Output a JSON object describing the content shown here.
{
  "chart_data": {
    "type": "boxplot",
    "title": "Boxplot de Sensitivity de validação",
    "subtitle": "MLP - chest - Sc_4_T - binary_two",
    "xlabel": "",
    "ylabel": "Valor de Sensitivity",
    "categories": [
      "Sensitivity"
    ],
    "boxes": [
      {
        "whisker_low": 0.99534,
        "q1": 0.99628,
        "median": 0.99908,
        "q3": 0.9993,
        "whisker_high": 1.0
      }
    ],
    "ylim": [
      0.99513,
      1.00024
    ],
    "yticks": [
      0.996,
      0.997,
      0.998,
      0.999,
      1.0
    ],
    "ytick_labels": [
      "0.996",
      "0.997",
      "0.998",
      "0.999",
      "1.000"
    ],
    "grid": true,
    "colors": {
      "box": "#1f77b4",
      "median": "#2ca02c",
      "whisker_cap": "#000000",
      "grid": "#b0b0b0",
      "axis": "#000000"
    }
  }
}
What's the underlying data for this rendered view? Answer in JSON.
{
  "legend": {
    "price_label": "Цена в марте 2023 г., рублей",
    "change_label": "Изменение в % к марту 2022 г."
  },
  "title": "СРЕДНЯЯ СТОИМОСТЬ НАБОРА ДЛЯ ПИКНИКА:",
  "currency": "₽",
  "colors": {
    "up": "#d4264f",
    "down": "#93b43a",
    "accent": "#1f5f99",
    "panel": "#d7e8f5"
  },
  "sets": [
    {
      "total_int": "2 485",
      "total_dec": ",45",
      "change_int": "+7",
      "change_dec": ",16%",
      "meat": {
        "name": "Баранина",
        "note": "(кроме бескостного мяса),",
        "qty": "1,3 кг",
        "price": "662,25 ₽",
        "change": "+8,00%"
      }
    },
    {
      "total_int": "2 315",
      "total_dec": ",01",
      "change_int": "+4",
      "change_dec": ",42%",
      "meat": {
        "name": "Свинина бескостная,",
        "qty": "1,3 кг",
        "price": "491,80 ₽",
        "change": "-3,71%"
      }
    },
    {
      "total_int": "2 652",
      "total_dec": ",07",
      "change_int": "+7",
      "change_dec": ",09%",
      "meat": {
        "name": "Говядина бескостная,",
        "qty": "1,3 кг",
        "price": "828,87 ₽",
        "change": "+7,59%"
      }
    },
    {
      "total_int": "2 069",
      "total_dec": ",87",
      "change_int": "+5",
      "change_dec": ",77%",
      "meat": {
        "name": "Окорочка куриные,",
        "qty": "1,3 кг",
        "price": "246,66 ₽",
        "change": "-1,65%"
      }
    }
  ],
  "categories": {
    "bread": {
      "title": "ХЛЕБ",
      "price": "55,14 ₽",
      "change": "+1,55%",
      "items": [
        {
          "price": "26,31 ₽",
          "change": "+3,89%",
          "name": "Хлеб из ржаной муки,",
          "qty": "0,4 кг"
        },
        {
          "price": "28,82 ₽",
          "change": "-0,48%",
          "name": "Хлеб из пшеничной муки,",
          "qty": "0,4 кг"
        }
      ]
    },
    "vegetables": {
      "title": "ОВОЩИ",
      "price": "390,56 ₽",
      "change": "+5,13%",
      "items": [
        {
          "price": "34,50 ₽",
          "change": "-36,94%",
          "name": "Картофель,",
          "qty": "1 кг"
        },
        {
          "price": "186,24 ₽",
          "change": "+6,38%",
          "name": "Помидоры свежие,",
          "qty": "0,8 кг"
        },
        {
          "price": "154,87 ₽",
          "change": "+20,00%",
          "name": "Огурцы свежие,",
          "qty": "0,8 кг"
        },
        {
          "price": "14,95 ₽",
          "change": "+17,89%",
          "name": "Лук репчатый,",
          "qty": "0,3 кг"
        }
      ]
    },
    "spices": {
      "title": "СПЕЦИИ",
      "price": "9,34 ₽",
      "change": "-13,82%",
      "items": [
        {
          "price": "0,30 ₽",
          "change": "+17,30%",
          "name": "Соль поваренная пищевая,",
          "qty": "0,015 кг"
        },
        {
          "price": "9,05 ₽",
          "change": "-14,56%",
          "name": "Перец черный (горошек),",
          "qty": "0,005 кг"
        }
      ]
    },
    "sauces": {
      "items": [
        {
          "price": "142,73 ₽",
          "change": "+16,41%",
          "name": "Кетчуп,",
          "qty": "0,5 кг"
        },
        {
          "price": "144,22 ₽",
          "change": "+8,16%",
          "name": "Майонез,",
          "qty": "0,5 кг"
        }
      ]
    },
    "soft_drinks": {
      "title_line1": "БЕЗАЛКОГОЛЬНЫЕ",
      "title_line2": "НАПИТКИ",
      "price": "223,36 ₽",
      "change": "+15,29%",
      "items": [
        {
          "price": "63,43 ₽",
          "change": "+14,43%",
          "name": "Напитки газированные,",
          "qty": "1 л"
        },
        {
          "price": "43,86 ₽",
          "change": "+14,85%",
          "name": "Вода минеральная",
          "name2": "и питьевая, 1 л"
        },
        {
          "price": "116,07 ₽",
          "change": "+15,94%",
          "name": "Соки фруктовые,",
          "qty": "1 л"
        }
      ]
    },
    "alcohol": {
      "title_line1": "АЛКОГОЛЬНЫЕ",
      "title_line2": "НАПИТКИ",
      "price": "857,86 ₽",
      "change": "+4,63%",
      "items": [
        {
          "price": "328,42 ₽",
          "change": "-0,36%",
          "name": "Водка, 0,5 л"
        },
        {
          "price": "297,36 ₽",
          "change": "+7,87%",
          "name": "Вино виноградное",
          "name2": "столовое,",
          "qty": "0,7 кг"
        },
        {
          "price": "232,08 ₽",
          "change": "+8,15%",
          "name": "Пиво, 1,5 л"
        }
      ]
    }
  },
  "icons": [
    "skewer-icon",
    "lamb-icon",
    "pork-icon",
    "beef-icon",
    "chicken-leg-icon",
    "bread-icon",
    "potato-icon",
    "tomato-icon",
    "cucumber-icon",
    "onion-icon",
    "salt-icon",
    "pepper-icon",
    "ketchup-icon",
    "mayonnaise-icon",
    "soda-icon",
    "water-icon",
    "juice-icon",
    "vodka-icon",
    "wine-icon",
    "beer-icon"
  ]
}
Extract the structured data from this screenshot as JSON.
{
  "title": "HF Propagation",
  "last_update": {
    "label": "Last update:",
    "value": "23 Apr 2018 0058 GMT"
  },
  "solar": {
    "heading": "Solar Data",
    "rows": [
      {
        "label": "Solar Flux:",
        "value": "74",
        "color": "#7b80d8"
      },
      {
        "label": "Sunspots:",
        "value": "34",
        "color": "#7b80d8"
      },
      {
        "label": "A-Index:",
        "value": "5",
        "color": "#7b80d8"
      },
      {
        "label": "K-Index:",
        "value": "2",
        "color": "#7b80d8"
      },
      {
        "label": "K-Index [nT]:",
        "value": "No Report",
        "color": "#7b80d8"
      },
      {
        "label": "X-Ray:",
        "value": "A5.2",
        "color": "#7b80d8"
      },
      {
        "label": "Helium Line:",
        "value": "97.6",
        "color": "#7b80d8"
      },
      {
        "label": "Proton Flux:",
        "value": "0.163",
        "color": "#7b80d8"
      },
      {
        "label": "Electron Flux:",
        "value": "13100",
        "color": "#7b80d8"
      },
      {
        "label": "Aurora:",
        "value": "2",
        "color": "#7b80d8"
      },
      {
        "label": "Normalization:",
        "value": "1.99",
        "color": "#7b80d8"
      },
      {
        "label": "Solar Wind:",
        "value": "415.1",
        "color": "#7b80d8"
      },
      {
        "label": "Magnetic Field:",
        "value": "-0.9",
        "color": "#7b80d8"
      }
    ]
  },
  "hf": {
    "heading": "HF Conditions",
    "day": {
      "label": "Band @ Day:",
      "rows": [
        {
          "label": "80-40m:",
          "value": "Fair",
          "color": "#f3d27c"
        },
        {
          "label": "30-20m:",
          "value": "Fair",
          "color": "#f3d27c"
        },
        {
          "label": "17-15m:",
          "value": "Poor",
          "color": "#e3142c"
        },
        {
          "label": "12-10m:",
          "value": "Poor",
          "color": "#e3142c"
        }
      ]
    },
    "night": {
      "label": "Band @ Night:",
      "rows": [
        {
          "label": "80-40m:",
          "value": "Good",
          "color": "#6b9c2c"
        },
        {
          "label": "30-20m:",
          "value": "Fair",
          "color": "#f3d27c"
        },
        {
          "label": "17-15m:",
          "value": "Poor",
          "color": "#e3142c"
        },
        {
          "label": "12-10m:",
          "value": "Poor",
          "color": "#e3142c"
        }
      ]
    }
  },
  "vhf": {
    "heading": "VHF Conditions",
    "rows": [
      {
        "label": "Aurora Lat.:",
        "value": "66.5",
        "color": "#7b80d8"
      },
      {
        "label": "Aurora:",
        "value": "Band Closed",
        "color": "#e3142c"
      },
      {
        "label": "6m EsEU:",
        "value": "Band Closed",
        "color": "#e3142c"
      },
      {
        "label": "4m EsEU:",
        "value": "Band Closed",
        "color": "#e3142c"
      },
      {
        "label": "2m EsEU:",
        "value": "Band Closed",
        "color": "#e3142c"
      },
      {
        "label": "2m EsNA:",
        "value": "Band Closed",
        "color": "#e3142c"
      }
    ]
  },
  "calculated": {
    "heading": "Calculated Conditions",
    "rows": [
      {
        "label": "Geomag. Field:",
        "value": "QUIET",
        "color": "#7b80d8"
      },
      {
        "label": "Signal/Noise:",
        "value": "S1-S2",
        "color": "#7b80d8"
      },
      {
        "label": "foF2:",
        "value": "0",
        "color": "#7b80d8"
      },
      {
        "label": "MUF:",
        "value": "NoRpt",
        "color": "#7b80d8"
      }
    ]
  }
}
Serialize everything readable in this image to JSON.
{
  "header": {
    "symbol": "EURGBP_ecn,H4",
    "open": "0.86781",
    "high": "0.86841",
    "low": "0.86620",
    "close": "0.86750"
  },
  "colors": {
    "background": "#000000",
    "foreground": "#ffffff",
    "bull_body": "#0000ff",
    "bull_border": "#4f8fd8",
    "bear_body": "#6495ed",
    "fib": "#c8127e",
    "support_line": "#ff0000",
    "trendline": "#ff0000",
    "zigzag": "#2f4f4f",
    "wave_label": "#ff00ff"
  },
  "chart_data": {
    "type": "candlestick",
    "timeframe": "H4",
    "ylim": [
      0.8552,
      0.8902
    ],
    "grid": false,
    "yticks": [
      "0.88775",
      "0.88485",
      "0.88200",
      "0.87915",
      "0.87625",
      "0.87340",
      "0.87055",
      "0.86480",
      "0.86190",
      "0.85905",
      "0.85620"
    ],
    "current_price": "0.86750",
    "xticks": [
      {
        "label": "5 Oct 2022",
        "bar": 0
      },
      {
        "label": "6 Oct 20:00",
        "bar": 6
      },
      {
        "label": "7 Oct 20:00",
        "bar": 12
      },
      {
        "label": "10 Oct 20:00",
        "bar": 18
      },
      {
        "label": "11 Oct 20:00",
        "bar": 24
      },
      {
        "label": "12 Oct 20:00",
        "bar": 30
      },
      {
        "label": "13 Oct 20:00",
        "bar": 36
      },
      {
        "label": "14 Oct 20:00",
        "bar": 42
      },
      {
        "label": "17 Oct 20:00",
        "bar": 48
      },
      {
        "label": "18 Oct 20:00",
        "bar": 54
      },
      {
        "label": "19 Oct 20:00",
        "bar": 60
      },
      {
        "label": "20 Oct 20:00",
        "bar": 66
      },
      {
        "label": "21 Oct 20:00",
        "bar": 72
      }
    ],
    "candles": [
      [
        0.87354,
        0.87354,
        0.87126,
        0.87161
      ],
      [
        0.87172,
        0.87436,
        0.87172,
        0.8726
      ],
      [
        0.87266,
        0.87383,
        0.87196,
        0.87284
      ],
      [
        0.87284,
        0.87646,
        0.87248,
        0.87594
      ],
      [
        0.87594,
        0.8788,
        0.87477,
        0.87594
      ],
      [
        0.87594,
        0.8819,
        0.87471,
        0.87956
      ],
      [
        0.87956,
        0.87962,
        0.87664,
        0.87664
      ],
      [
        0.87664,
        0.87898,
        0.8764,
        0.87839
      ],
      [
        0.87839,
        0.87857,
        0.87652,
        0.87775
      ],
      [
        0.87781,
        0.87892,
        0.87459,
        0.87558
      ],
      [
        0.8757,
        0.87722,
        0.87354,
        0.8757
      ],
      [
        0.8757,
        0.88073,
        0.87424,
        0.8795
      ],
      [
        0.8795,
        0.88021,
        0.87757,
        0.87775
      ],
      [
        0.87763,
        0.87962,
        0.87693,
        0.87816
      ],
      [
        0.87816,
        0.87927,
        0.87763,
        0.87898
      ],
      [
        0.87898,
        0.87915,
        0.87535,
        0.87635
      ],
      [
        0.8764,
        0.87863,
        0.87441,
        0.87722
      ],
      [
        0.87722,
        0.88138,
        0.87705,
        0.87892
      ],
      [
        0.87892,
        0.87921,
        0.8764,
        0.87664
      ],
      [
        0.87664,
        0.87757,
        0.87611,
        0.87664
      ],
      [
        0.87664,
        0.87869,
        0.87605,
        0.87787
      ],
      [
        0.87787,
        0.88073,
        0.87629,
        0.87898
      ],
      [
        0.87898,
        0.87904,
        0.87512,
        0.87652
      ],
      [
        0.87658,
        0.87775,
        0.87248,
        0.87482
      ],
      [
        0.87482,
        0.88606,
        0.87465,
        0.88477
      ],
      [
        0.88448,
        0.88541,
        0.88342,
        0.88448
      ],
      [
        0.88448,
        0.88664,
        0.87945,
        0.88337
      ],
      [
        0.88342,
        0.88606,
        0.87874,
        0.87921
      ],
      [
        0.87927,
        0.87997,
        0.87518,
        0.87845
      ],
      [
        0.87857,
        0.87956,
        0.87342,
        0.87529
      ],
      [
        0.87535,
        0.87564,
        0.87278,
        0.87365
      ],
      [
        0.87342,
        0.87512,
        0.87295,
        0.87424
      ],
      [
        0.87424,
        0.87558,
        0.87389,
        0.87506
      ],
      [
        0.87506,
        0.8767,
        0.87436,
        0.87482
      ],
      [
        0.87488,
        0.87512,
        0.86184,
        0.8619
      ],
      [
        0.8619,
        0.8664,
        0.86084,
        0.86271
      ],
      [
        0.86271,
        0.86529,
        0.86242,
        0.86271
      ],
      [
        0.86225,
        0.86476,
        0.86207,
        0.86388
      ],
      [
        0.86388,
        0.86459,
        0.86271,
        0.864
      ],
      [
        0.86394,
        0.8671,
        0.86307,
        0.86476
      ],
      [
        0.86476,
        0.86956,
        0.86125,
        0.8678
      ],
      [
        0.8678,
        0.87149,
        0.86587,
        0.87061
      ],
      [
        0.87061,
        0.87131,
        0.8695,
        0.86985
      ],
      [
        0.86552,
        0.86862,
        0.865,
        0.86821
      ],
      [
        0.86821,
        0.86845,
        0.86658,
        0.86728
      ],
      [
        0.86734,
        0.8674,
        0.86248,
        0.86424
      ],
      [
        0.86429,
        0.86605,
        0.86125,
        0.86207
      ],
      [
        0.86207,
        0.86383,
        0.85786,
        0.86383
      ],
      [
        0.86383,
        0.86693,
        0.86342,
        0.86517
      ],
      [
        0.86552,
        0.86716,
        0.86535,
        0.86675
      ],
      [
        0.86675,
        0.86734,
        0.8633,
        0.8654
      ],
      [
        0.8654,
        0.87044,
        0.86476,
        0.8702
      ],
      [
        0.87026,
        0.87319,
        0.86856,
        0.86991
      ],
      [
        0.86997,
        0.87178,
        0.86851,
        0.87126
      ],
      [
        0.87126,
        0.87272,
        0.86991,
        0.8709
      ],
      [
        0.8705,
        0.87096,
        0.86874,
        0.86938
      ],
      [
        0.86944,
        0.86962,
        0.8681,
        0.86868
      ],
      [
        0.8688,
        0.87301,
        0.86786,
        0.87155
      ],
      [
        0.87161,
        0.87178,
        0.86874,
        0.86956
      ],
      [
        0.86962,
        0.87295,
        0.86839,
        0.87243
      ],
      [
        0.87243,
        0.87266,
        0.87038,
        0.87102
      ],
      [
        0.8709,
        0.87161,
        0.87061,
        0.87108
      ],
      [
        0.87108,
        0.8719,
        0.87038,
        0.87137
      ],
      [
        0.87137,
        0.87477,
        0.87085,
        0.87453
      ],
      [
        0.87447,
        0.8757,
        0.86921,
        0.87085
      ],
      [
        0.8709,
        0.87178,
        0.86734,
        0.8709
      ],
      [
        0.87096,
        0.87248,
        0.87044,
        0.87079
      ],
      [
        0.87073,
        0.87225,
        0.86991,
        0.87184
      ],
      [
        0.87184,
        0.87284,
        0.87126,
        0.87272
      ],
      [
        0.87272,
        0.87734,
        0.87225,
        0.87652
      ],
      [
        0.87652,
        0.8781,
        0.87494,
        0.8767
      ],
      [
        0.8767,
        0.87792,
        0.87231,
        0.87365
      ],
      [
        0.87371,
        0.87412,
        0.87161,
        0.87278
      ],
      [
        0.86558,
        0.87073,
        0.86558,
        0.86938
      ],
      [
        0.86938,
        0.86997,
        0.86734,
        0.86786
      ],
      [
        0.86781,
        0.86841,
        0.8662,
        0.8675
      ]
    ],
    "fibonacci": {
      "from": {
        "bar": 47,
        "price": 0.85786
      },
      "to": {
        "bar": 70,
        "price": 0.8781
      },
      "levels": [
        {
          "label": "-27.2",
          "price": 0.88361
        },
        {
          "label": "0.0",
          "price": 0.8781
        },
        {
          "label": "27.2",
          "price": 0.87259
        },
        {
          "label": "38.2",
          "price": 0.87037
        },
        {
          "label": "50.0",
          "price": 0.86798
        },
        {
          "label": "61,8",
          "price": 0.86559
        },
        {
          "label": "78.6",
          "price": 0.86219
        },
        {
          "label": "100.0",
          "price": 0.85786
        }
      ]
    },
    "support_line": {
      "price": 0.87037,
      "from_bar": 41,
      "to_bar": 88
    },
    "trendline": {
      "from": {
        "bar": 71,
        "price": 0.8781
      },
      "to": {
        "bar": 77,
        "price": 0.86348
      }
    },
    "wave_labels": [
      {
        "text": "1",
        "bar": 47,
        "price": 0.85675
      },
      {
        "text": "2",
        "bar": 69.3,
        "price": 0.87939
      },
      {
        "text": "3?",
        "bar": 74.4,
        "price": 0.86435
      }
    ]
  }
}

• • •

**YOUR OBJECTIVE:** Go through the data and gather every line that holds "Sensitivity".

**FULL OUTPUT:**
    "title": "Boxplot de Sensitivity de validação",
    "ylabel": "Valor de Sensitivity",
      "Sensitivity"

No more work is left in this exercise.